_Problem description_
Wherever the string "project" appears in the listing, copy that line.
========================
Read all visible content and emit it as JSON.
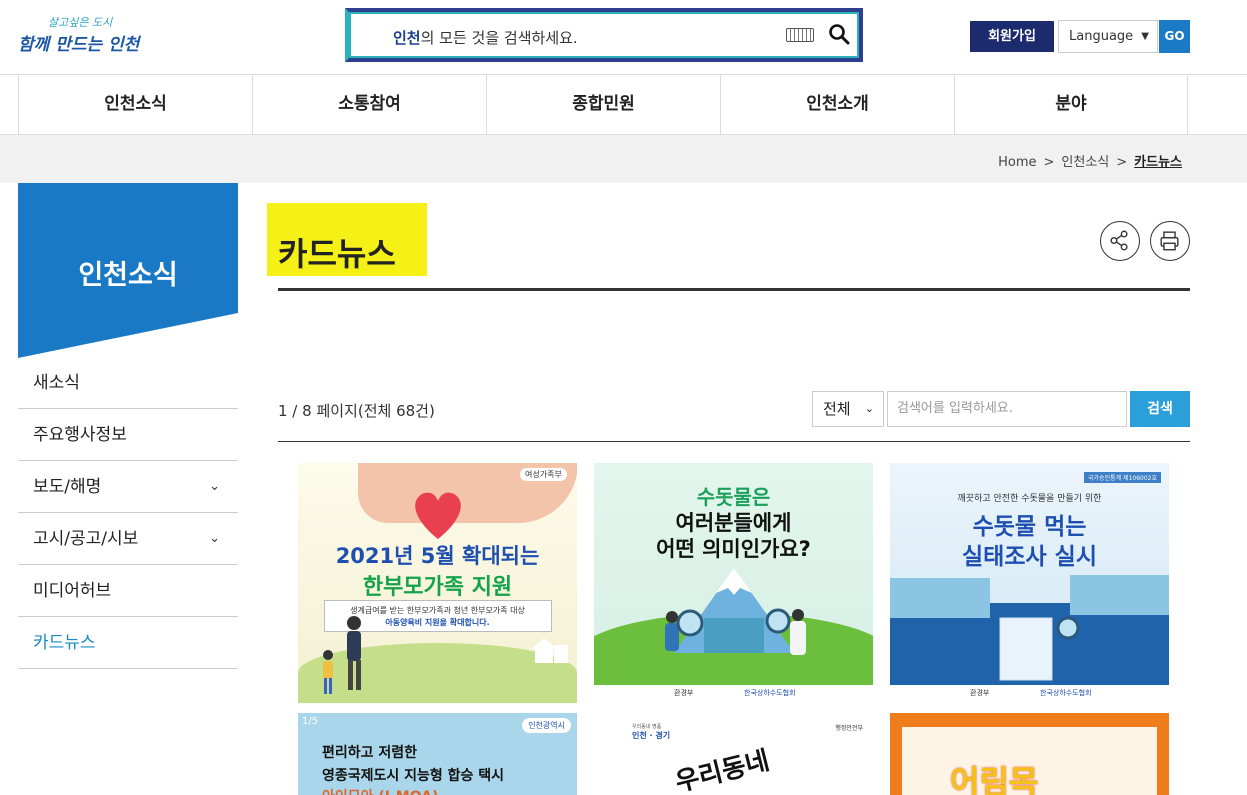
{
  "header": {
    "logo_line1": "살고싶은 도시",
    "logo_line2": "함께 만드는 인천",
    "search_highlight": "인천",
    "search_placeholder": "의 모든 것을 검색하세요.",
    "join_label": "회원가입",
    "language_label": "Language",
    "go_label": "GO"
  },
  "nav": {
    "items": [
      "인천소식",
      "소통참여",
      "종합민원",
      "인천소개",
      "분야"
    ]
  },
  "breadcrumb": {
    "home": "Home",
    "level1": "인천소식",
    "current": "카드뉴스",
    "sep": ">"
  },
  "sidebar": {
    "title": "인천소식",
    "items": [
      {
        "label": "새소식",
        "expandable": false,
        "active": false
      },
      {
        "label": "주요행사정보",
        "expandable": false,
        "active": false
      },
      {
        "label": "보도/해명",
        "expandable": true,
        "active": false
      },
      {
        "label": "고시/공고/시보",
        "expandable": true,
        "active": false
      },
      {
        "label": "미디어허브",
        "expandable": false,
        "active": false
      },
      {
        "label": "카드뉴스",
        "expandable": false,
        "active": true
      }
    ]
  },
  "content": {
    "page_title": "카드뉴스",
    "count_text": "1 / 8 페이지(전체 68건)",
    "filter_value": "전체",
    "keyword_placeholder": "검색어를 입력하세요.",
    "search_button": "검색"
  },
  "cards": [
    {
      "agency": "여성가족부",
      "line1": "2021년 5월 확대되는",
      "line2": "한부모가족 지원",
      "sub1": "생계급여를 받는 한부모가족과 청년 한부모가족 대상",
      "sub2": "아동양육비 지원을 확대합니다."
    },
    {
      "line1": "수돗물은",
      "line2": "여러분들에게",
      "line3": "어떤 의미인가요?",
      "org1": "환경부",
      "org2": "한국상하수도협회"
    },
    {
      "badge": "국가승인통계 제106002호",
      "sub": "깨끗하고 안전한 수돗물을 만들기 위한",
      "line1": "수돗물 먹는",
      "line2": "실태조사 실시",
      "org1": "환경부",
      "org2": "한국상하수도협회"
    },
    {
      "page": "1/5",
      "agency": "인천광역시",
      "line1": "편리하고 저렴한",
      "line2": "영종국제도시 지능형 합승 택시",
      "line3": "아이모아 (I-MOA)"
    },
    {
      "org_small": "우리동네 명품",
      "org_name": "인천 · 경기",
      "agency": "행정안전부",
      "title": "우리동네"
    },
    {
      "title": "어림목"
    }
  ],
  "colors": {
    "brand_navy": "#1c2a6e",
    "brand_blue": "#1b7ac6",
    "accent_teal": "#2bb3b9",
    "sidebar_blue": "#1a79c5",
    "highlight_yellow": "#f5f117"
  }
}
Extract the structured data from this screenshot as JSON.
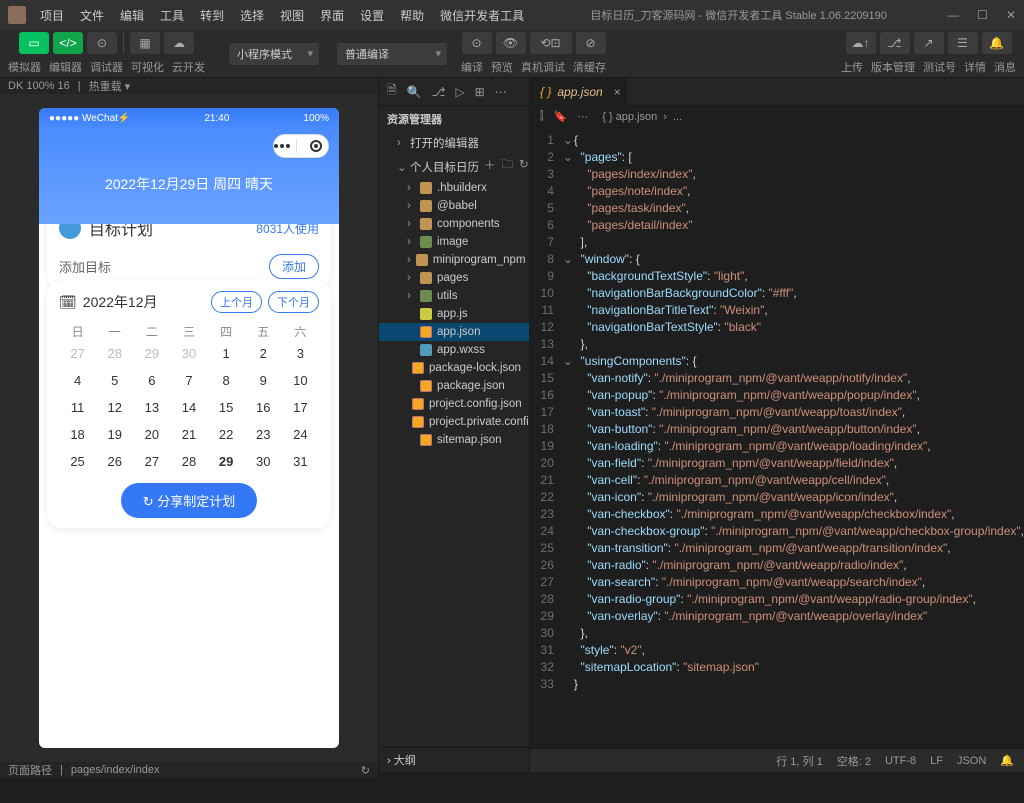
{
  "menus": [
    "项目",
    "文件",
    "编辑",
    "工具",
    "转到",
    "选择",
    "视图",
    "界面",
    "设置",
    "帮助",
    "微信开发者工具"
  ],
  "title": "目标日历_刀客源码网 - 微信开发者工具 Stable 1.06.2209190",
  "toolbar": {
    "left_labels": [
      "模拟器",
      "编辑器",
      "调试器",
      "可视化",
      "云开发"
    ],
    "mode": "小程序模式",
    "compile": "普通编译",
    "mid_labels": [
      "编译",
      "预览",
      "真机调试",
      "清缓存"
    ],
    "right_labels": [
      "上传",
      "版本管理",
      "测试号",
      "详情",
      "消息"
    ]
  },
  "zoom": {
    "dk": "DK 100% 16",
    "hot": "热重载 ▾"
  },
  "phone": {
    "carrier": "●●●●● WeChat⚡",
    "time": "21:40",
    "battery": "100%",
    "heroDate": "2022年12月29日 周四 晴天",
    "planTitle": "目标计划",
    "usersText": "8031人使用",
    "addLabel": "添加目标",
    "addBtn": "添加",
    "monthLabel": "2022年12月",
    "prevMonth": "上个月",
    "nextMonth": "下个月",
    "weekdays": [
      "日",
      "一",
      "二",
      "三",
      "四",
      "五",
      "六"
    ],
    "days": [
      {
        "n": "27"
      },
      {
        "n": "28"
      },
      {
        "n": "29"
      },
      {
        "n": "30"
      },
      {
        "n": "1",
        "c": 1
      },
      {
        "n": "2",
        "c": 1
      },
      {
        "n": "3",
        "c": 1
      },
      {
        "n": "4",
        "c": 1
      },
      {
        "n": "5",
        "c": 1
      },
      {
        "n": "6",
        "c": 1
      },
      {
        "n": "7",
        "c": 1
      },
      {
        "n": "8",
        "c": 1
      },
      {
        "n": "9",
        "c": 1
      },
      {
        "n": "10",
        "c": 1
      },
      {
        "n": "11",
        "c": 1
      },
      {
        "n": "12",
        "c": 1
      },
      {
        "n": "13",
        "c": 1
      },
      {
        "n": "14",
        "c": 1
      },
      {
        "n": "15",
        "c": 1
      },
      {
        "n": "16",
        "c": 1
      },
      {
        "n": "17",
        "c": 1
      },
      {
        "n": "18",
        "c": 1
      },
      {
        "n": "19",
        "c": 1
      },
      {
        "n": "20",
        "c": 1
      },
      {
        "n": "21",
        "c": 1
      },
      {
        "n": "22",
        "c": 1
      },
      {
        "n": "23",
        "c": 1
      },
      {
        "n": "24",
        "c": 1
      },
      {
        "n": "25",
        "c": 1
      },
      {
        "n": "26",
        "c": 1
      },
      {
        "n": "27",
        "c": 1
      },
      {
        "n": "28",
        "c": 1
      },
      {
        "n": "29",
        "t": 1
      },
      {
        "n": "30",
        "c": 1
      },
      {
        "n": "31",
        "c": 1
      }
    ],
    "shareBtn": "↻ 分享制定计划"
  },
  "explorer": {
    "title": "资源管理器",
    "openEditors": "打开的编辑器",
    "project": "个人目标日历",
    "outline": "大纲",
    "items": [
      {
        "label": ".hbuilderx",
        "caret": "›",
        "icon": "folder"
      },
      {
        "label": "@babel",
        "caret": "›",
        "icon": "folder"
      },
      {
        "label": "components",
        "caret": "›",
        "icon": "folder"
      },
      {
        "label": "image",
        "caret": "›",
        "icon": "cfg"
      },
      {
        "label": "miniprogram_npm",
        "caret": "›",
        "icon": "folder"
      },
      {
        "label": "pages",
        "caret": "›",
        "icon": "folder"
      },
      {
        "label": "utils",
        "caret": "›",
        "icon": "cfg"
      },
      {
        "label": "app.js",
        "icon": "js"
      },
      {
        "label": "app.json",
        "icon": "json",
        "sel": true
      },
      {
        "label": "app.wxss",
        "icon": "css"
      },
      {
        "label": "package-lock.json",
        "icon": "json"
      },
      {
        "label": "package.json",
        "icon": "json"
      },
      {
        "label": "project.config.json",
        "icon": "json"
      },
      {
        "label": "project.private.config.js...",
        "icon": "json"
      },
      {
        "label": "sitemap.json",
        "icon": "json"
      }
    ]
  },
  "tabs": {
    "active": "app.json"
  },
  "breadcrumb": [
    "{ } app.json",
    "›",
    "..."
  ],
  "code": {
    "lines": [
      [
        [
          "p",
          "{"
        ]
      ],
      [
        [
          "p",
          "  "
        ],
        [
          "k",
          "\"pages\""
        ],
        [
          "p",
          ": ["
        ]
      ],
      [
        [
          "p",
          "    "
        ],
        [
          "s",
          "\"pages/index/index\""
        ],
        [
          "p",
          ","
        ]
      ],
      [
        [
          "p",
          "    "
        ],
        [
          "s",
          "\"pages/note/index\""
        ],
        [
          "p",
          ","
        ]
      ],
      [
        [
          "p",
          "    "
        ],
        [
          "s",
          "\"pages/task/index\""
        ],
        [
          "p",
          ","
        ]
      ],
      [
        [
          "p",
          "    "
        ],
        [
          "s",
          "\"pages/detail/index\""
        ]
      ],
      [
        [
          "p",
          "  ],"
        ]
      ],
      [
        [
          "p",
          "  "
        ],
        [
          "k",
          "\"window\""
        ],
        [
          "p",
          ": {"
        ]
      ],
      [
        [
          "p",
          "    "
        ],
        [
          "k",
          "\"backgroundTextStyle\""
        ],
        [
          "p",
          ": "
        ],
        [
          "s",
          "\"light\""
        ],
        [
          "p",
          ","
        ]
      ],
      [
        [
          "p",
          "    "
        ],
        [
          "k",
          "\"navigationBarBackgroundColor\""
        ],
        [
          "p",
          ": "
        ],
        [
          "s",
          "\"#fff\""
        ],
        [
          "p",
          ","
        ]
      ],
      [
        [
          "p",
          "    "
        ],
        [
          "k",
          "\"navigationBarTitleText\""
        ],
        [
          "p",
          ": "
        ],
        [
          "s",
          "\"Weixin\""
        ],
        [
          "p",
          ","
        ]
      ],
      [
        [
          "p",
          "    "
        ],
        [
          "k",
          "\"navigationBarTextStyle\""
        ],
        [
          "p",
          ": "
        ],
        [
          "s",
          "\"black\""
        ]
      ],
      [
        [
          "p",
          "  },"
        ]
      ],
      [
        [
          "p",
          "  "
        ],
        [
          "k",
          "\"usingComponents\""
        ],
        [
          "p",
          ": {"
        ]
      ],
      [
        [
          "p",
          "    "
        ],
        [
          "k",
          "\"van-notify\""
        ],
        [
          "p",
          ": "
        ],
        [
          "s",
          "\"./miniprogram_npm/@vant/weapp/notify/index\""
        ],
        [
          "p",
          ","
        ]
      ],
      [
        [
          "p",
          "    "
        ],
        [
          "k",
          "\"van-popup\""
        ],
        [
          "p",
          ": "
        ],
        [
          "s",
          "\"./miniprogram_npm/@vant/weapp/popup/index\""
        ],
        [
          "p",
          ","
        ]
      ],
      [
        [
          "p",
          "    "
        ],
        [
          "k",
          "\"van-toast\""
        ],
        [
          "p",
          ": "
        ],
        [
          "s",
          "\"./miniprogram_npm/@vant/weapp/toast/index\""
        ],
        [
          "p",
          ","
        ]
      ],
      [
        [
          "p",
          "    "
        ],
        [
          "k",
          "\"van-button\""
        ],
        [
          "p",
          ": "
        ],
        [
          "s",
          "\"./miniprogram_npm/@vant/weapp/button/index\""
        ],
        [
          "p",
          ","
        ]
      ],
      [
        [
          "p",
          "    "
        ],
        [
          "k",
          "\"van-loading\""
        ],
        [
          "p",
          ": "
        ],
        [
          "s",
          "\"./miniprogram_npm/@vant/weapp/loading/index\""
        ],
        [
          "p",
          ","
        ]
      ],
      [
        [
          "p",
          "    "
        ],
        [
          "k",
          "\"van-field\""
        ],
        [
          "p",
          ": "
        ],
        [
          "s",
          "\"./miniprogram_npm/@vant/weapp/field/index\""
        ],
        [
          "p",
          ","
        ]
      ],
      [
        [
          "p",
          "    "
        ],
        [
          "k",
          "\"van-cell\""
        ],
        [
          "p",
          ": "
        ],
        [
          "s",
          "\"./miniprogram_npm/@vant/weapp/cell/index\""
        ],
        [
          "p",
          ","
        ]
      ],
      [
        [
          "p",
          "    "
        ],
        [
          "k",
          "\"van-icon\""
        ],
        [
          "p",
          ": "
        ],
        [
          "s",
          "\"./miniprogram_npm/@vant/weapp/icon/index\""
        ],
        [
          "p",
          ","
        ]
      ],
      [
        [
          "p",
          "    "
        ],
        [
          "k",
          "\"van-checkbox\""
        ],
        [
          "p",
          ": "
        ],
        [
          "s",
          "\"./miniprogram_npm/@vant/weapp/checkbox/index\""
        ],
        [
          "p",
          ","
        ]
      ],
      [
        [
          "p",
          "    "
        ],
        [
          "k",
          "\"van-checkbox-group\""
        ],
        [
          "p",
          ": "
        ],
        [
          "s",
          "\"./miniprogram_npm/@vant/weapp/checkbox-group/index\""
        ],
        [
          "p",
          ","
        ]
      ],
      [
        [
          "p",
          "    "
        ],
        [
          "k",
          "\"van-transition\""
        ],
        [
          "p",
          ": "
        ],
        [
          "s",
          "\"./miniprogram_npm/@vant/weapp/transition/index\""
        ],
        [
          "p",
          ","
        ]
      ],
      [
        [
          "p",
          "    "
        ],
        [
          "k",
          "\"van-radio\""
        ],
        [
          "p",
          ": "
        ],
        [
          "s",
          "\"./miniprogram_npm/@vant/weapp/radio/index\""
        ],
        [
          "p",
          ","
        ]
      ],
      [
        [
          "p",
          "    "
        ],
        [
          "k",
          "\"van-search\""
        ],
        [
          "p",
          ": "
        ],
        [
          "s",
          "\"./miniprogram_npm/@vant/weapp/search/index\""
        ],
        [
          "p",
          ","
        ]
      ],
      [
        [
          "p",
          "    "
        ],
        [
          "k",
          "\"van-radio-group\""
        ],
        [
          "p",
          ": "
        ],
        [
          "s",
          "\"./miniprogram_npm/@vant/weapp/radio-group/index\""
        ],
        [
          "p",
          ","
        ]
      ],
      [
        [
          "p",
          "    "
        ],
        [
          "k",
          "\"van-overlay\""
        ],
        [
          "p",
          ": "
        ],
        [
          "s",
          "\"./miniprogram_npm/@vant/weapp/overlay/index\""
        ]
      ],
      [
        [
          "p",
          "  },"
        ]
      ],
      [
        [
          "p",
          "  "
        ],
        [
          "k",
          "\"style\""
        ],
        [
          "p",
          ": "
        ],
        [
          "s",
          "\"v2\""
        ],
        [
          "p",
          ","
        ]
      ],
      [
        [
          "p",
          "  "
        ],
        [
          "k",
          "\"sitemapLocation\""
        ],
        [
          "p",
          ": "
        ],
        [
          "s",
          "\"sitemap.json\""
        ]
      ],
      [
        [
          "p",
          "}"
        ]
      ]
    ],
    "folds": {
      "0": "⌄",
      "1": "⌄",
      "7": "⌄",
      "13": "⌄"
    }
  },
  "status": {
    "path": "pages/index/index",
    "pos": "行 1, 列 1",
    "spaces": "空格: 2",
    "enc": "UTF-8",
    "eol": "LF",
    "lang": "JSON"
  },
  "footer": {
    "label": "页面路径"
  }
}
========================
_Reply_
    "project": "个人目标日历",
        "label": "project.config.json",
        "label": "project.private.config.js...",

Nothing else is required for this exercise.